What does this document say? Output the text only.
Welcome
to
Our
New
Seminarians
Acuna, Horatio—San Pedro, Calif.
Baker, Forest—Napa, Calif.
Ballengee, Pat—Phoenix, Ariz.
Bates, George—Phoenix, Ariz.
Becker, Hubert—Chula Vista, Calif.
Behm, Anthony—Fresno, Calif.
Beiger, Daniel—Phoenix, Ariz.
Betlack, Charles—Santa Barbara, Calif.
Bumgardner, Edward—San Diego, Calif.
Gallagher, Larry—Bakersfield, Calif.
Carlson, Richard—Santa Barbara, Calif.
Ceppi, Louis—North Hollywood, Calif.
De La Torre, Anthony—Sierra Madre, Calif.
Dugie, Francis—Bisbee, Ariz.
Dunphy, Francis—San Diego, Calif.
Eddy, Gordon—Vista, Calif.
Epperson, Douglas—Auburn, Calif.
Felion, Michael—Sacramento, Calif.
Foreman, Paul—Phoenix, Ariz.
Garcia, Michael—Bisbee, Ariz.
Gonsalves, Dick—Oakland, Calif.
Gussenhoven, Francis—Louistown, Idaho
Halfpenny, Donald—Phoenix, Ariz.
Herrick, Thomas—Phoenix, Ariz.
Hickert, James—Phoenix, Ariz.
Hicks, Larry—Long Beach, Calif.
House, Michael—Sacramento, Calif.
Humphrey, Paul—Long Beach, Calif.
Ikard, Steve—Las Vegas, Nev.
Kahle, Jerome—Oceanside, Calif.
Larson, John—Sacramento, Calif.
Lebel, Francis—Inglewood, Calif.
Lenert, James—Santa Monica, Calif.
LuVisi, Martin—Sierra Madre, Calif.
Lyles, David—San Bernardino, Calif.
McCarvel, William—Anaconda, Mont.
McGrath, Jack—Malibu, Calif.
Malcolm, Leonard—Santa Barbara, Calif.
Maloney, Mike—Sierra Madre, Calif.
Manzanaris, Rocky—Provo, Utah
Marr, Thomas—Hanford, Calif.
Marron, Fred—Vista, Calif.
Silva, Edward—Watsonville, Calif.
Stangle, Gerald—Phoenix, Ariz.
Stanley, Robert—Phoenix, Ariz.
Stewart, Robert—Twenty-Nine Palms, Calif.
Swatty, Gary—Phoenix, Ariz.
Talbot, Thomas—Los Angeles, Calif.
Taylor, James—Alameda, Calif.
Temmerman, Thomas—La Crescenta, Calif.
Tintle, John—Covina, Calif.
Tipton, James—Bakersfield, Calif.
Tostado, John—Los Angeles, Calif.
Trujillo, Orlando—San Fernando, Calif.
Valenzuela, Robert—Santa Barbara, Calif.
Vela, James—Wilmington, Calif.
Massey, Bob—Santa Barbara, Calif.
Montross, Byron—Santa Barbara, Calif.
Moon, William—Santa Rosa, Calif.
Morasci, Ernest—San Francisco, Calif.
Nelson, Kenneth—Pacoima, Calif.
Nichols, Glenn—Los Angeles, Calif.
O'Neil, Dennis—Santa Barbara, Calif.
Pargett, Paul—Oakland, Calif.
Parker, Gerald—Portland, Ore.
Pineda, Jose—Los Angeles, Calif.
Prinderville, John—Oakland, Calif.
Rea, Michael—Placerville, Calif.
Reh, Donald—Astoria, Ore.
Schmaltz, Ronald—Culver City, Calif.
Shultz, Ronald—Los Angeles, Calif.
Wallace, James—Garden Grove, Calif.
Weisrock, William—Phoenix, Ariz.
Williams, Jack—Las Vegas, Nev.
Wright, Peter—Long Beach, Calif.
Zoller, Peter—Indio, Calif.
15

···

**PROBLEM DESCRIPTION**
The listing above should be transcribed in full, exactly as written.

**ANSWER TO THE TASK**
What does this document say? Output the text only.
Welcome
to
Our
New
Seminarians
Acuna, Horatio—San Pedro, Calif.
Baker, Forest—Napa, Calif.
Ballengee, Pat—Phoenix, Ariz.
Bates, George—Phoenix, Ariz.
Becker, Hubert—Chula Vista, Calif.
Behm, Anthony—Fresno, Calif.
Beiger, Daniel—Phoenix, Ariz.
Betlack, Charles—Santa Barbara, Calif.
Bumgardner, Edward—San Diego, Calif.
Gallagher, Larry—Bakersfield, Calif.
Carlson, Richard—Santa Barbara, Calif.
Ceppi, Louis—North Hollywood, Calif.
De La Torre, Anthony—Sierra Madre, Calif.
Dugie, Francis—Bisbee, Ariz.
Dunphy, Francis—San Diego, Calif.
Eddy, Gordon—Vista, Calif.
Epperson, Douglas—Auburn, Calif.
Felion, Michael—Sacramento, Calif.
Foreman, Paul—Phoenix, Ariz.
Garcia, Michael—Bisbee, Ariz.
Gonsalves, Dick—Oakland, Calif.
Gussenhoven, Francis—Louistown, Idaho
Halfpenny, Donald—Phoenix, Ariz.
Herrick, Thomas—Phoenix, Ariz.
Hickert, James—Phoenix, Ariz.
Hicks, Larry—Long Beach, Calif.
House, Michael—Sacramento, Calif.
Humphrey, Paul—Long Beach, Calif.
Ikard, Steve—Las Vegas, Nev.
Kahle, Jerome—Oceanside, Calif.
Larson, John—Sacramento, Calif.
Lebel, Francis—Inglewood, Calif.
Lenert, James—Santa Monica, Calif.
LuVisi, Martin—Sierra Madre, Calif.
Lyles, David—San Bernardino, Calif.
McCarvel, William—Anaconda, Mont.
McGrath, Jack—Malibu, Calif.
Malcolm, Leonard—Santa Barbara, Calif.
Maloney, Mike—Sierra Madre, Calif.
Manzanaris, Rocky—Provo, Utah
Marr, Thomas—Hanford, Calif.
Marron, Fred—Vista, Calif.
Silva, Edward—Watsonville, Calif.
Stangle, Gerald—Phoenix, Ariz.
Stanley, Robert—Phoenix, Ariz.
Stewart, Robert—Twenty-Nine Palms, Calif.
Swatty, Gary—Phoenix, Ariz.
Talbot, Thomas—Los Angeles, Calif.
Taylor, James—Alameda, Calif.
Temmerman, Thomas—La Crescenta, Calif.
Tintle, John—Covina, Calif.
Tipton, James—Bakersfield, Calif.
Tostado, John—Los Angeles, Calif.
Trujillo, Orlando—San Fernando, Calif.
Valenzuela, Robert—Santa Barbara, Calif.
Vela, James—Wilmington, Calif.
Massey, Bob—Santa Barbara, Calif.
Montross, Byron—Santa Barbara, Calif.
Moon, William—Santa Rosa, Calif.
Morasci, Ernest—San Francisco, Calif.
Nelson, Kenneth—Pacoima, Calif.
Nichols, Glenn—Los Angeles, Calif.
O'Neil, Dennis—Santa Barbara, Calif.
Pargett, Paul—Oakland, Calif.
Parker, Gerald—Portland, Ore.
Pineda, Jose—Los Angeles, Calif.
Prinderville, John—Oakland, Calif.
Rea, Michael—Placerville, Calif.
Reh, Donald—Astoria, Ore.
Schmaltz, Ronald—Culver City, Calif.
Shultz, Ronald—Los Angeles, Calif.
Wallace, James—Garden Grove, Calif.
Weisrock, William—Phoenix, Ariz.
Williams, Jack—Las Vegas, Nev.
Wright, Peter—Long Beach, Calif.
Zoller, Peter—Indio, Calif.
15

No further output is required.